_PROBLEM TO SOLVE_
Scan the material for the word "الأسماء", and copy each line where it shows up.

··· DATA EXTRACT ···

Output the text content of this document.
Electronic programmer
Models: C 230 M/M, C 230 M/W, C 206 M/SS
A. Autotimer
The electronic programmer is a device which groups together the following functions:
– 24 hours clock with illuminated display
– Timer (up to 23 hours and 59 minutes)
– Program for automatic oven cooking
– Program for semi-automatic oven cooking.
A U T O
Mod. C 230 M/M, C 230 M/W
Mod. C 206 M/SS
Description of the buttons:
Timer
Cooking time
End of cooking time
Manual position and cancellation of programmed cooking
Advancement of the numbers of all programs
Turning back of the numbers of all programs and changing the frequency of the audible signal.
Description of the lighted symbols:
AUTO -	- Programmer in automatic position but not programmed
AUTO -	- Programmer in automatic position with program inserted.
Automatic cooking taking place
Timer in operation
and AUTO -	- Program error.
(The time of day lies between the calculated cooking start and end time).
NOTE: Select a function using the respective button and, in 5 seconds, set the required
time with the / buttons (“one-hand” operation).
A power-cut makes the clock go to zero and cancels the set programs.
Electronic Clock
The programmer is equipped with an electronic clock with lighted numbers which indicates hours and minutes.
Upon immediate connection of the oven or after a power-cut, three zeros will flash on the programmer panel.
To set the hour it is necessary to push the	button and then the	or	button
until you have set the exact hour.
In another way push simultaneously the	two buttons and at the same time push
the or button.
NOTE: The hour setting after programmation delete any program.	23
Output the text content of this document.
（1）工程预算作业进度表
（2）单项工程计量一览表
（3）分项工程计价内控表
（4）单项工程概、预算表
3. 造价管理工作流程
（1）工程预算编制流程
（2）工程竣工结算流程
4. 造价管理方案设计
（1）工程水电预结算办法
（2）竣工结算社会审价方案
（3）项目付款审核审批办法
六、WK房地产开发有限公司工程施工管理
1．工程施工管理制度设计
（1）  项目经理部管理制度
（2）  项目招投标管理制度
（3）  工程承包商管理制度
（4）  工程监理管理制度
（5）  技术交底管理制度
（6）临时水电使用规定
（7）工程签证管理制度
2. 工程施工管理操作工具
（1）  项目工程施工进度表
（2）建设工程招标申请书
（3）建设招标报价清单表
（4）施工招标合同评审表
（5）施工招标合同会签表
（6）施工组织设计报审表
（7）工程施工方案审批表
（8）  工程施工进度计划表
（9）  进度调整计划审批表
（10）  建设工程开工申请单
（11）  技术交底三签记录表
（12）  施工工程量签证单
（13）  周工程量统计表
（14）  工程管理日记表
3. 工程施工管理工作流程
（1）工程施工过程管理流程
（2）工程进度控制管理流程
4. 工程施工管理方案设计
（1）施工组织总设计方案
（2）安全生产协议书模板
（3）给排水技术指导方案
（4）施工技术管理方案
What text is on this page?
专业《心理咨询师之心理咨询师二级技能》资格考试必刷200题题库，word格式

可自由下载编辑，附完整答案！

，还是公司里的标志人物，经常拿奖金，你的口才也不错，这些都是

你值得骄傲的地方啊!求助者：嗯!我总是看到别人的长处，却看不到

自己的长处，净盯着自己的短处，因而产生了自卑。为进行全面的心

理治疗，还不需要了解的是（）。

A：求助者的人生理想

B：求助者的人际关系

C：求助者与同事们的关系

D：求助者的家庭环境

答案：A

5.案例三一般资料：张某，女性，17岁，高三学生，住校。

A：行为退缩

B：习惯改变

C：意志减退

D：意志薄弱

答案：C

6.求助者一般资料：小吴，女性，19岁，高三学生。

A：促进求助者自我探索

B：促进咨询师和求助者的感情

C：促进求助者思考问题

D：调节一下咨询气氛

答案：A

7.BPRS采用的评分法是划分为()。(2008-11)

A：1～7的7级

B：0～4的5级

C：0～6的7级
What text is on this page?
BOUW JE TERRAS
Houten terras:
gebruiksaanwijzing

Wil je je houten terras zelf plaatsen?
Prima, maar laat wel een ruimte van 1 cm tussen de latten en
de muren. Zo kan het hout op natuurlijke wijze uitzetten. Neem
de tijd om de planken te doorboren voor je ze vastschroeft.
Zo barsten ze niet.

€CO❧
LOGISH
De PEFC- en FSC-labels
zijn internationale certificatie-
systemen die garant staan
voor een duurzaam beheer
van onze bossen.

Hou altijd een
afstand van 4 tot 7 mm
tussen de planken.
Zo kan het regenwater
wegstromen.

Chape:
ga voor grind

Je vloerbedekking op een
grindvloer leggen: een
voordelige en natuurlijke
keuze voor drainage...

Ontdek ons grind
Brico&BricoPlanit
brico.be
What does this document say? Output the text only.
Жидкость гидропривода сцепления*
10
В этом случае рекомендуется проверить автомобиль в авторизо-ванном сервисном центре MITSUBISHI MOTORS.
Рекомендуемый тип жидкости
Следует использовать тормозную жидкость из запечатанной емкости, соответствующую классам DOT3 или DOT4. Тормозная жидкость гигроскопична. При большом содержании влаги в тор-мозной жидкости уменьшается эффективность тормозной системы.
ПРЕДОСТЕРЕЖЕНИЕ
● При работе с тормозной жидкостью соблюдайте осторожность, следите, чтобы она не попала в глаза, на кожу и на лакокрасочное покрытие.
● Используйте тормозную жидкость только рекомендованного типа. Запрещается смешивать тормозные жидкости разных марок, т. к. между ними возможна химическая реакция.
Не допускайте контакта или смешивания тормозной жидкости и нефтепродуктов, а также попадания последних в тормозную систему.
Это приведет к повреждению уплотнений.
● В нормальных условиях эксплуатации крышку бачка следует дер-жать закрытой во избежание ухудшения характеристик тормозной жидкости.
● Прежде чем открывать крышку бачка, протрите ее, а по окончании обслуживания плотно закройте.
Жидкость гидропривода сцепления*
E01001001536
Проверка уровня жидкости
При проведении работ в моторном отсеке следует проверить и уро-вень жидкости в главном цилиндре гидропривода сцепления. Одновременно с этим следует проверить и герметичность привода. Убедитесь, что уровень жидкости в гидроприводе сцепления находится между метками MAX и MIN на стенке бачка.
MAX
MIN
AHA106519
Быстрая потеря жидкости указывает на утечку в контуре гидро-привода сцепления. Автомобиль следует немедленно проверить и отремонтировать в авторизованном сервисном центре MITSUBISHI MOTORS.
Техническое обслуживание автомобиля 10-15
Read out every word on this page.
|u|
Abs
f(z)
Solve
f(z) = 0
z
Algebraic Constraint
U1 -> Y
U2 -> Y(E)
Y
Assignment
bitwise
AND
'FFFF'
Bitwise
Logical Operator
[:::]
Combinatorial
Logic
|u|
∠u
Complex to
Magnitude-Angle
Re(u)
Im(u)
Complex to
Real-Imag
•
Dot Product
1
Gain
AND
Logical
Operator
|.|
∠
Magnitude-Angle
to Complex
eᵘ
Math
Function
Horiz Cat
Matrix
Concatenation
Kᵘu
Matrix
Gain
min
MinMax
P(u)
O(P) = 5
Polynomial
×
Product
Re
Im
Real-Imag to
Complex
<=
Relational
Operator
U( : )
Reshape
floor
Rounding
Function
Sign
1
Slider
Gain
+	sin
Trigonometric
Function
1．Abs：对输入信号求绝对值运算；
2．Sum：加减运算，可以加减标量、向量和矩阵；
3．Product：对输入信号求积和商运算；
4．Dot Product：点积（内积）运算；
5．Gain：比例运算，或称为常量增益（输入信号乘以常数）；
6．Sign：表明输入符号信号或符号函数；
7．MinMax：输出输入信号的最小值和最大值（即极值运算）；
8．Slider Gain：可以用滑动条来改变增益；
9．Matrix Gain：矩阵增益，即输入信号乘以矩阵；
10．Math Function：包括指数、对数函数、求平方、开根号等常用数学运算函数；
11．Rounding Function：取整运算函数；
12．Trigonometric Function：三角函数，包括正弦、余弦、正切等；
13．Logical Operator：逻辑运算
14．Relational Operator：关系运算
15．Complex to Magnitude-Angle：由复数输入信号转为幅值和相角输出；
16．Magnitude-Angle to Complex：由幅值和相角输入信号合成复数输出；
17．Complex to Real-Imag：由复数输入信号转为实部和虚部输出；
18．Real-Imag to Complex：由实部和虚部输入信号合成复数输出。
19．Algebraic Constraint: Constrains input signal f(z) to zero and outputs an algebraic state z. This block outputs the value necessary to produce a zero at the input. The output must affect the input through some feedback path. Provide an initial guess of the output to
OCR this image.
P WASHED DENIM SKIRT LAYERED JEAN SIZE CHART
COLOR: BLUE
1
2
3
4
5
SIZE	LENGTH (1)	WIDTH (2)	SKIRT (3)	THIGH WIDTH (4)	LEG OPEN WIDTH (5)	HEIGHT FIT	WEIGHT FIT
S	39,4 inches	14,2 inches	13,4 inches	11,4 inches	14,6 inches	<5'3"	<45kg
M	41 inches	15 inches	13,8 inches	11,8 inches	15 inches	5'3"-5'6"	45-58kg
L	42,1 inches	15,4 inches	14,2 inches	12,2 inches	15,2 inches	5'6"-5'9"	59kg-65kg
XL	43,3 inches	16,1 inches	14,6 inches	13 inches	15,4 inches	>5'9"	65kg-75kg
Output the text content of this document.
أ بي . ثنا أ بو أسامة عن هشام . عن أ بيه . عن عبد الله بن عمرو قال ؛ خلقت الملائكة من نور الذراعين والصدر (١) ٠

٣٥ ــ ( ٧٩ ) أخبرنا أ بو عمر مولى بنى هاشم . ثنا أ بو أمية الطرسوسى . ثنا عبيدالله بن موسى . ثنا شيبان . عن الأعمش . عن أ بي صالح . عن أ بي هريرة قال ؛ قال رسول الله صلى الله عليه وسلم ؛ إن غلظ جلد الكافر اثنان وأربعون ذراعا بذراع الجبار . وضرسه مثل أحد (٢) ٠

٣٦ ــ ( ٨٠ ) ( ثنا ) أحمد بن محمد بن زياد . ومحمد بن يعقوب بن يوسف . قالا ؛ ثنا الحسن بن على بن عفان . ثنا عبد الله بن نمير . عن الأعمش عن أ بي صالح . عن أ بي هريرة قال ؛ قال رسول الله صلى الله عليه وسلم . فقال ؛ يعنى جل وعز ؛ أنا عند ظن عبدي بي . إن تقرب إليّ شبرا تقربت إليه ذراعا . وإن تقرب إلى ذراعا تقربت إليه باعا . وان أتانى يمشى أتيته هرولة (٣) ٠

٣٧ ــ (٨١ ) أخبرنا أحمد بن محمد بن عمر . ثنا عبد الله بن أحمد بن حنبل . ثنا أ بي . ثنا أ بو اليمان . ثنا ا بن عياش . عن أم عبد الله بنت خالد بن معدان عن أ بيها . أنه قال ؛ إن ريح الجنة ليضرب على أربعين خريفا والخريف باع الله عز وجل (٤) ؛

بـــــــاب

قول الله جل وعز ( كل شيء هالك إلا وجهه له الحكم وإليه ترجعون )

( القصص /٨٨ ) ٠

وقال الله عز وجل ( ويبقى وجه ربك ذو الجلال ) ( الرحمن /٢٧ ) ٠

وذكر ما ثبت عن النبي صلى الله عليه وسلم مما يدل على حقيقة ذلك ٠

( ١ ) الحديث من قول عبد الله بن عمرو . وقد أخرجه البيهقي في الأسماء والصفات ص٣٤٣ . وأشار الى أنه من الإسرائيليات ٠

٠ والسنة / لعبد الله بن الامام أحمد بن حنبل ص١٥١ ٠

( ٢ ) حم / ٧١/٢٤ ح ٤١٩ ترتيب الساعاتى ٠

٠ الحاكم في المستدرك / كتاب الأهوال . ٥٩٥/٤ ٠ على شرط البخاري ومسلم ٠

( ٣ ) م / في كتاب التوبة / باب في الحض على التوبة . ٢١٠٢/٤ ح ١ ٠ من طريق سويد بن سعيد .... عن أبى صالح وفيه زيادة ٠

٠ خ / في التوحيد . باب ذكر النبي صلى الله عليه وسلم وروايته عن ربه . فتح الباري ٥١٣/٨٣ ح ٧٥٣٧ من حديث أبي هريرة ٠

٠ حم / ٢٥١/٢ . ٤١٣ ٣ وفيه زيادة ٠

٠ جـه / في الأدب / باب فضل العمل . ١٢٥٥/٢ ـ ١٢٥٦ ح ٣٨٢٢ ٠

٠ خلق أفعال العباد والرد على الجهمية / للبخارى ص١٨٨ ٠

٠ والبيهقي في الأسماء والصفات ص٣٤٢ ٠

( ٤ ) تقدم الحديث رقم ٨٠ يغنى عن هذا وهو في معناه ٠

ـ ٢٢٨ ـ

···

_WRITTEN SOLUTION_
( ١ ) الحديث من قول عبد الله بن عمرو . وقد أخرجه البيهقي في الأسماء والصفات ص٣٤٣ . وأشار الى أنه من الإسرائيليات ٠
٠ والبيهقي في الأسماء والصفات ص٣٤٢ ٠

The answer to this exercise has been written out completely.